- **What this task involves**: Skip any picture you find and retype all the remaining lines exactly.

- **Dataset records**:

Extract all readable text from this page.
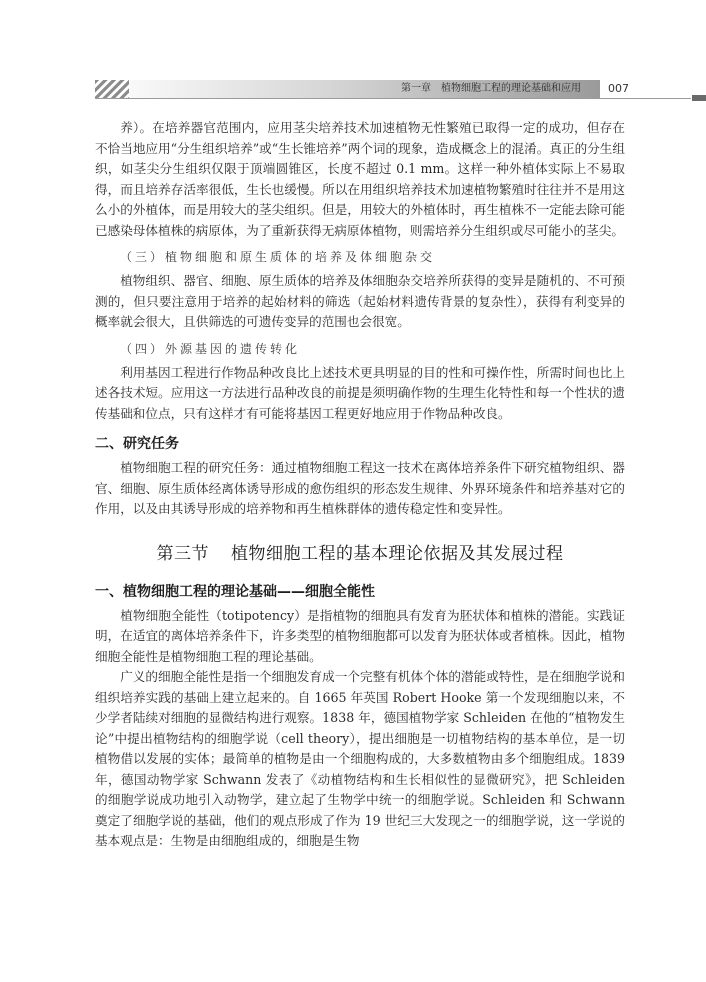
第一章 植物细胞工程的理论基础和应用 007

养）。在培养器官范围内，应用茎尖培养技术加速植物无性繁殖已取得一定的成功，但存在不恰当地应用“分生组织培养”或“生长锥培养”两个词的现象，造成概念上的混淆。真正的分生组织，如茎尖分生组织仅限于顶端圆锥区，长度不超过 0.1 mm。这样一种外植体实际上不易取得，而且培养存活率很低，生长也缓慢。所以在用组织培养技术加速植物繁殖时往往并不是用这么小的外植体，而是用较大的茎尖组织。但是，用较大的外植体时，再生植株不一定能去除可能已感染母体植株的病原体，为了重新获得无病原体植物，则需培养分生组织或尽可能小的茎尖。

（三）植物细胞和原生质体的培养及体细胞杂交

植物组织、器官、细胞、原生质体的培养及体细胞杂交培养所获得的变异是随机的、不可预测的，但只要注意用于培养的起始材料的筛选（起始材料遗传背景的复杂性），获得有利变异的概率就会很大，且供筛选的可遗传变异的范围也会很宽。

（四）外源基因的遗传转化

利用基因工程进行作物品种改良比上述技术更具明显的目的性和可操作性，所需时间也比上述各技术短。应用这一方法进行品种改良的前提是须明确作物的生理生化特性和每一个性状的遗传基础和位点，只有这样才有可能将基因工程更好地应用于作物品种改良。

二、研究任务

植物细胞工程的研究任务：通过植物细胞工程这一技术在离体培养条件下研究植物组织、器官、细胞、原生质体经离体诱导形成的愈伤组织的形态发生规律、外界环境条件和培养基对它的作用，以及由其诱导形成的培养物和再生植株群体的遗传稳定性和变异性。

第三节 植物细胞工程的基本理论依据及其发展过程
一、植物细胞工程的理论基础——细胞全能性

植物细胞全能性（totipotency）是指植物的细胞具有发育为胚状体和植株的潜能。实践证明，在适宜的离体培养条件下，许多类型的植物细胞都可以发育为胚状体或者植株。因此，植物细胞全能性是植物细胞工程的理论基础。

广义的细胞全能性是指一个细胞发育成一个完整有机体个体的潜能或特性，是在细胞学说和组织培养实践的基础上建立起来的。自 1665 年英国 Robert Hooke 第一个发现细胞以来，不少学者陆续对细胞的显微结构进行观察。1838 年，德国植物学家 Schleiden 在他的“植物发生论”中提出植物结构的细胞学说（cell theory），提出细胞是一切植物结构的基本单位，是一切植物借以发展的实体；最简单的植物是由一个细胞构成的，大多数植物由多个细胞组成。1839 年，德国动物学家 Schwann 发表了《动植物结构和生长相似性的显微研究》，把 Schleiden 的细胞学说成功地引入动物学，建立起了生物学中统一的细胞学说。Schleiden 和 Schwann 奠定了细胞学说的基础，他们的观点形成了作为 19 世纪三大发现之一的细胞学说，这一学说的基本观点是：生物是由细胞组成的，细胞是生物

- **Response below**:
Extract all readable text from this page.
第一章 植物细胞工程的理论基础和应用 007

养）。在培养器官范围内，应用茎尖培养技术加速植物无性繁殖已取得一定的成功，但存在不恰当地应用“分生组织培养”或“生长锥培养”两个词的现象，造成概念上的混淆。真正的分生组织，如茎尖分生组织仅限于顶端圆锥区，长度不超过 0.1 mm。这样一种外植体实际上不易取得，而且培养存活率很低，生长也缓慢。所以在用组织培养技术加速植物繁殖时往往并不是用这么小的外植体，而是用较大的茎尖组织。但是，用较大的外植体时，再生植株不一定能去除可能已感染母体植株的病原体，为了重新获得无病原体植物，则需培养分生组织或尽可能小的茎尖。

（三）植物细胞和原生质体的培养及体细胞杂交

植物组织、器官、细胞、原生质体的培养及体细胞杂交培养所获得的变异是随机的、不可预测的，但只要注意用于培养的起始材料的筛选（起始材料遗传背景的复杂性），获得有利变异的概率就会很大，且供筛选的可遗传变异的范围也会很宽。

（四）外源基因的遗传转化

利用基因工程进行作物品种改良比上述技术更具明显的目的性和可操作性，所需时间也比上述各技术短。应用这一方法进行品种改良的前提是须明确作物的生理生化特性和每一个性状的遗传基础和位点，只有这样才有可能将基因工程更好地应用于作物品种改良。

二、研究任务

植物细胞工程的研究任务：通过植物细胞工程这一技术在离体培养条件下研究植物组织、器官、细胞、原生质体经离体诱导形成的愈伤组织的形态发生规律、外界环境条件和培养基对它的作用，以及由其诱导形成的培养物和再生植株群体的遗传稳定性和变异性。

第三节 植物细胞工程的基本理论依据及其发展过程
一、植物细胞工程的理论基础——细胞全能性

植物细胞全能性（totipotency）是指植物的细胞具有发育为胚状体和植株的潜能。实践证明，在适宜的离体培养条件下，许多类型的植物细胞都可以发育为胚状体或者植株。因此，植物细胞全能性是植物细胞工程的理论基础。

广义的细胞全能性是指一个细胞发育成一个完整有机体个体的潜能或特性，是在细胞学说和组织培养实践的基础上建立起来的。自 1665 年英国 Robert Hooke 第一个发现细胞以来，不少学者陆续对细胞的显微结构进行观察。1838 年，德国植物学家 Schleiden 在他的“植物发生论”中提出植物结构的细胞学说（cell theory），提出细胞是一切植物结构的基本单位，是一切植物借以发展的实体；最简单的植物是由一个细胞构成的，大多数植物由多个细胞组成。1839 年，德国动物学家 Schwann 发表了《动植物结构和生长相似性的显微研究》，把 Schleiden 的细胞学说成功地引入动物学，建立起了生物学中统一的细胞学说。Schleiden 和 Schwann 奠定了细胞学说的基础，他们的观点形成了作为 19 世纪三大发现之一的细胞学说，这一学说的基本观点是：生物是由细胞组成的，细胞是生物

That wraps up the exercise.